**EXERCISE**: Extract each line of the data below exactly as written.

**SOURCE RECORDS**:
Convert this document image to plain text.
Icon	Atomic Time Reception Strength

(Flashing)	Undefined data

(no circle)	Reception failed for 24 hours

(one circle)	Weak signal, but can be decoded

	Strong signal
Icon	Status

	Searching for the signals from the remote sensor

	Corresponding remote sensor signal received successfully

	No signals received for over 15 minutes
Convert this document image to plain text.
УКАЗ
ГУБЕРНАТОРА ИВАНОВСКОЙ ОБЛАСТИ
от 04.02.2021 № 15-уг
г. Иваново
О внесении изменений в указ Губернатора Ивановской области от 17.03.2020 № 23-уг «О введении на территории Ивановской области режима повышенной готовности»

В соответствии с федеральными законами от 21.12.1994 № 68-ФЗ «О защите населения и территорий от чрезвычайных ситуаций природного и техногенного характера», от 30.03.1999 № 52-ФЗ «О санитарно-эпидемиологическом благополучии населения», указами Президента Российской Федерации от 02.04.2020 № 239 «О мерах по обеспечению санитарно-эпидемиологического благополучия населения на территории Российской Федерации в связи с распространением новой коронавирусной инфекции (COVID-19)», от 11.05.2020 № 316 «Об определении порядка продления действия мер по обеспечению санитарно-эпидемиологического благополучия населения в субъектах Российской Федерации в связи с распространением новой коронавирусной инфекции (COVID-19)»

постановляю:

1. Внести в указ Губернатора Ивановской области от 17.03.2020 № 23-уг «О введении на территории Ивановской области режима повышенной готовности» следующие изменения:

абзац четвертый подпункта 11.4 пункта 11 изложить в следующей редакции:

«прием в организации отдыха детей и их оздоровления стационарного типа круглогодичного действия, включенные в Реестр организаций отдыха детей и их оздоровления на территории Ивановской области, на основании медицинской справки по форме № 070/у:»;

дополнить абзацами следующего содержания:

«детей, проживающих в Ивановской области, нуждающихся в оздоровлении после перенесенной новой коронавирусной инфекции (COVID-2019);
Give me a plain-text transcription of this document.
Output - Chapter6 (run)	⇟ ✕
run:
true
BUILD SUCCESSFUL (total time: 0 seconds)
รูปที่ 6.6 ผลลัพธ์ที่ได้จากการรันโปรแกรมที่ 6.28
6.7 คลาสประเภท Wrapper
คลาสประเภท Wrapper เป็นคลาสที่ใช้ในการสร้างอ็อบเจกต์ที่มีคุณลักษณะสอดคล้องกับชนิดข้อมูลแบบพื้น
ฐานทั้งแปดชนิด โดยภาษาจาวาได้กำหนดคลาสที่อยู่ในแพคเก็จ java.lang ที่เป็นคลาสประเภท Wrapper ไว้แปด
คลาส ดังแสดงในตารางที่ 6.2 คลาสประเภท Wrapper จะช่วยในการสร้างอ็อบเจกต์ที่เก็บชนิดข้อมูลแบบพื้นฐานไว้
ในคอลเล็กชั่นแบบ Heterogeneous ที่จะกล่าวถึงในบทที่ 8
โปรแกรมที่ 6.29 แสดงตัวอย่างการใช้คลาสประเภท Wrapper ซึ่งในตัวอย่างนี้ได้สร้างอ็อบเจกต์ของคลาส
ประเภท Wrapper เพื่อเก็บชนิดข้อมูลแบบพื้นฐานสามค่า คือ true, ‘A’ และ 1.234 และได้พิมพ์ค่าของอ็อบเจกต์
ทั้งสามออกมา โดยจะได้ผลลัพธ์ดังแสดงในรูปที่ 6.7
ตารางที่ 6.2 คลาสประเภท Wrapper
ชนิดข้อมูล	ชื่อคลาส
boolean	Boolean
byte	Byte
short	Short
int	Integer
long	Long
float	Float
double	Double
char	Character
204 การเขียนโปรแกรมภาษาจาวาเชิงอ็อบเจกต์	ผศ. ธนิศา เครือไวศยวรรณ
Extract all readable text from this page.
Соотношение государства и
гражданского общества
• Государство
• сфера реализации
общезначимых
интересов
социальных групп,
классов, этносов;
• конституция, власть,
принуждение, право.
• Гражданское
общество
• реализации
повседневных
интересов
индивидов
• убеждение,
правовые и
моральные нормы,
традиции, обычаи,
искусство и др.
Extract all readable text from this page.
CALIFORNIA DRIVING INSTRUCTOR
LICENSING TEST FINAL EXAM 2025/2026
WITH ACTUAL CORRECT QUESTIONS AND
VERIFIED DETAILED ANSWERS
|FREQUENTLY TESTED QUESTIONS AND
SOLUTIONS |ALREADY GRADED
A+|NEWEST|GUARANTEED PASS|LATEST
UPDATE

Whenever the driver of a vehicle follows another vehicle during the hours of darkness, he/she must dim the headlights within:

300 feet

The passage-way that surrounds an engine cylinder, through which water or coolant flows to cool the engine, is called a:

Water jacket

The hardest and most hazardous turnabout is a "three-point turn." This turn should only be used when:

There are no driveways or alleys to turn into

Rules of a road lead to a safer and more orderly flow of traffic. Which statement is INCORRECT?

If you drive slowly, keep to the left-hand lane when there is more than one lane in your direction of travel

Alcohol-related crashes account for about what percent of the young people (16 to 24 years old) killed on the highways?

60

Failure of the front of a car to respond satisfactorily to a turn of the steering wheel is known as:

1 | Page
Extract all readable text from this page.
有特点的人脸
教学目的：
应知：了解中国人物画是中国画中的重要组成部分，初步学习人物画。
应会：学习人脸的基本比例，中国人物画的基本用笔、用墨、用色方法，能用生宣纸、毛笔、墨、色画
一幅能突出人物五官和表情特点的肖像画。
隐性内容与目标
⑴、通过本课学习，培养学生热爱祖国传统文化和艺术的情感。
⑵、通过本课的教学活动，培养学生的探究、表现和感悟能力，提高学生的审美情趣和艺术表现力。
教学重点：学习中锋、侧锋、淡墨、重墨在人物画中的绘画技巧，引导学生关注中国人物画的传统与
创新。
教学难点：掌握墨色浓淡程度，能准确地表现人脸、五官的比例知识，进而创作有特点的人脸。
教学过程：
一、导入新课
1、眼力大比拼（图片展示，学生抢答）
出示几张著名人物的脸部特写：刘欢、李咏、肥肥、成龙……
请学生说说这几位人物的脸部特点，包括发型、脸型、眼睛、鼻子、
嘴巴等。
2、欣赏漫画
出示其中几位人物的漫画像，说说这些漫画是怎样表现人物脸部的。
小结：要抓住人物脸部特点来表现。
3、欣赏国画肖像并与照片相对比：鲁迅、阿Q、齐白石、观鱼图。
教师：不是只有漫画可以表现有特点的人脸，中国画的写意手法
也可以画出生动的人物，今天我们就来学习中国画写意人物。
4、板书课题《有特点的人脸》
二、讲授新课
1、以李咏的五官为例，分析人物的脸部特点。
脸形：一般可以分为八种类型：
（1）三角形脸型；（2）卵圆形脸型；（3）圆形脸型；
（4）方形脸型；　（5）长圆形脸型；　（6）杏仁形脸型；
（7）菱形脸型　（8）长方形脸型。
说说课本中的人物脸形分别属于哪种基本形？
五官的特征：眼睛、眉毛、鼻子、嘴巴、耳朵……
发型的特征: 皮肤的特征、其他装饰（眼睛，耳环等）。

**WRITTEN RESPONSE**:
Convert this document image to plain text.
Icon	Atomic Time Reception Strength

(Flashing)	Undefined data

(no circle)	Reception failed for 24 hours

(one circle)	Weak signal, but can be decoded

	Strong signal
Icon	Status

	Searching for the signals from the remote sensor

	Corresponding remote sensor signal received successfully

	No signals received for over 15 minutes
Convert this document image to plain text.
УКАЗ
ГУБЕРНАТОРА ИВАНОВСКОЙ ОБЛАСТИ
от 04.02.2021 № 15-уг
г. Иваново
О внесении изменений в указ Губернатора Ивановской области от 17.03.2020 № 23-уг «О введении на территории Ивановской области режима повышенной готовности»

В соответствии с федеральными законами от 21.12.1994 № 68-ФЗ «О защите населения и территорий от чрезвычайных ситуаций природного и техногенного характера», от 30.03.1999 № 52-ФЗ «О санитарно-эпидемиологическом благополучии населения», указами Президента Российской Федерации от 02.04.2020 № 239 «О мерах по обеспечению санитарно-эпидемиологического благополучия населения на территории Российской Федерации в связи с распространением новой коронавирусной инфекции (COVID-19)», от 11.05.2020 № 316 «Об определении порядка продления действия мер по обеспечению санитарно-эпидемиологического благополучия населения в субъектах Российской Федерации в связи с распространением новой коронавирусной инфекции (COVID-19)»

постановляю:

1. Внести в указ Губернатора Ивановской области от 17.03.2020 № 23-уг «О введении на территории Ивановской области режима повышенной готовности» следующие изменения:

абзац четвертый подпункта 11.4 пункта 11 изложить в следующей редакции:

«прием в организации отдыха детей и их оздоровления стационарного типа круглогодичного действия, включенные в Реестр организаций отдыха детей и их оздоровления на территории Ивановской области, на основании медицинской справки по форме № 070/у:»;

дополнить абзацами следующего содержания:

«детей, проживающих в Ивановской области, нуждающихся в оздоровлении после перенесенной новой коронавирусной инфекции (COVID-2019);
Give me a plain-text transcription of this document.
Output - Chapter6 (run)	⇟ ✕
run:
true
BUILD SUCCESSFUL (total time: 0 seconds)
รูปที่ 6.6 ผลลัพธ์ที่ได้จากการรันโปรแกรมที่ 6.28
6.7 คลาสประเภท Wrapper
คลาสประเภท Wrapper เป็นคลาสที่ใช้ในการสร้างอ็อบเจกต์ที่มีคุณลักษณะสอดคล้องกับชนิดข้อมูลแบบพื้น
ฐานทั้งแปดชนิด โดยภาษาจาวาได้กำหนดคลาสที่อยู่ในแพคเก็จ java.lang ที่เป็นคลาสประเภท Wrapper ไว้แปด
คลาส ดังแสดงในตารางที่ 6.2 คลาสประเภท Wrapper จะช่วยในการสร้างอ็อบเจกต์ที่เก็บชนิดข้อมูลแบบพื้นฐานไว้
ในคอลเล็กชั่นแบบ Heterogeneous ที่จะกล่าวถึงในบทที่ 8
โปรแกรมที่ 6.29 แสดงตัวอย่างการใช้คลาสประเภท Wrapper ซึ่งในตัวอย่างนี้ได้สร้างอ็อบเจกต์ของคลาส
ประเภท Wrapper เพื่อเก็บชนิดข้อมูลแบบพื้นฐานสามค่า คือ true, ‘A’ และ 1.234 และได้พิมพ์ค่าของอ็อบเจกต์
ทั้งสามออกมา โดยจะได้ผลลัพธ์ดังแสดงในรูปที่ 6.7
ตารางที่ 6.2 คลาสประเภท Wrapper
ชนิดข้อมูล	ชื่อคลาส
boolean	Boolean
byte	Byte
short	Short
int	Integer
long	Long
float	Float
double	Double
char	Character
204 การเขียนโปรแกรมภาษาจาวาเชิงอ็อบเจกต์	ผศ. ธนิศา เครือไวศยวรรณ
Extract all readable text from this page.
Соотношение государства и
гражданского общества
• Государство
• сфера реализации
общезначимых
интересов
социальных групп,
классов, этносов;
• конституция, власть,
принуждение, право.
• Гражданское
общество
• реализации
повседневных
интересов
индивидов
• убеждение,
правовые и
моральные нормы,
традиции, обычаи,
искусство и др.
Extract all readable text from this page.
CALIFORNIA DRIVING INSTRUCTOR
LICENSING TEST FINAL EXAM 2025/2026
WITH ACTUAL CORRECT QUESTIONS AND
VERIFIED DETAILED ANSWERS
|FREQUENTLY TESTED QUESTIONS AND
SOLUTIONS |ALREADY GRADED
A+|NEWEST|GUARANTEED PASS|LATEST
UPDATE

Whenever the driver of a vehicle follows another vehicle during the hours of darkness, he/she must dim the headlights within:

300 feet

The passage-way that surrounds an engine cylinder, through which water or coolant flows to cool the engine, is called a:

Water jacket

The hardest and most hazardous turnabout is a "three-point turn." This turn should only be used when:

There are no driveways or alleys to turn into

Rules of a road lead to a safer and more orderly flow of traffic. Which statement is INCORRECT?

If you drive slowly, keep to the left-hand lane when there is more than one lane in your direction of travel

Alcohol-related crashes account for about what percent of the young people (16 to 24 years old) killed on the highways?

60

Failure of the front of a car to respond satisfactorily to a turn of the steering wheel is known as:

1 | Page
Extract all readable text from this page.
有特点的人脸
教学目的：
应知：了解中国人物画是中国画中的重要组成部分，初步学习人物画。
应会：学习人脸的基本比例，中国人物画的基本用笔、用墨、用色方法，能用生宣纸、毛笔、墨、色画
一幅能突出人物五官和表情特点的肖像画。
隐性内容与目标
⑴、通过本课学习，培养学生热爱祖国传统文化和艺术的情感。
⑵、通过本课的教学活动，培养学生的探究、表现和感悟能力，提高学生的审美情趣和艺术表现力。
教学重点：学习中锋、侧锋、淡墨、重墨在人物画中的绘画技巧，引导学生关注中国人物画的传统与
创新。
教学难点：掌握墨色浓淡程度，能准确地表现人脸、五官的比例知识，进而创作有特点的人脸。
教学过程：
一、导入新课
1、眼力大比拼（图片展示，学生抢答）
出示几张著名人物的脸部特写：刘欢、李咏、肥肥、成龙……
请学生说说这几位人物的脸部特点，包括发型、脸型、眼睛、鼻子、
嘴巴等。
2、欣赏漫画
出示其中几位人物的漫画像，说说这些漫画是怎样表现人物脸部的。
小结：要抓住人物脸部特点来表现。
3、欣赏国画肖像并与照片相对比：鲁迅、阿Q、齐白石、观鱼图。
教师：不是只有漫画可以表现有特点的人脸，中国画的写意手法
也可以画出生动的人物，今天我们就来学习中国画写意人物。
4、板书课题《有特点的人脸》
二、讲授新课
1、以李咏的五官为例，分析人物的脸部特点。
脸形：一般可以分为八种类型：
（1）三角形脸型；（2）卵圆形脸型；（3）圆形脸型；
（4）方形脸型；　（5）长圆形脸型；　（6）杏仁形脸型；
（7）菱形脸型　（8）长方形脸型。
说说课本中的人物脸形分别属于哪种基本形？
五官的特征：眼睛、眉毛、鼻子、嘴巴、耳朵……
发型的特征: 皮肤的特征、其他装饰（眼睛，耳环等）。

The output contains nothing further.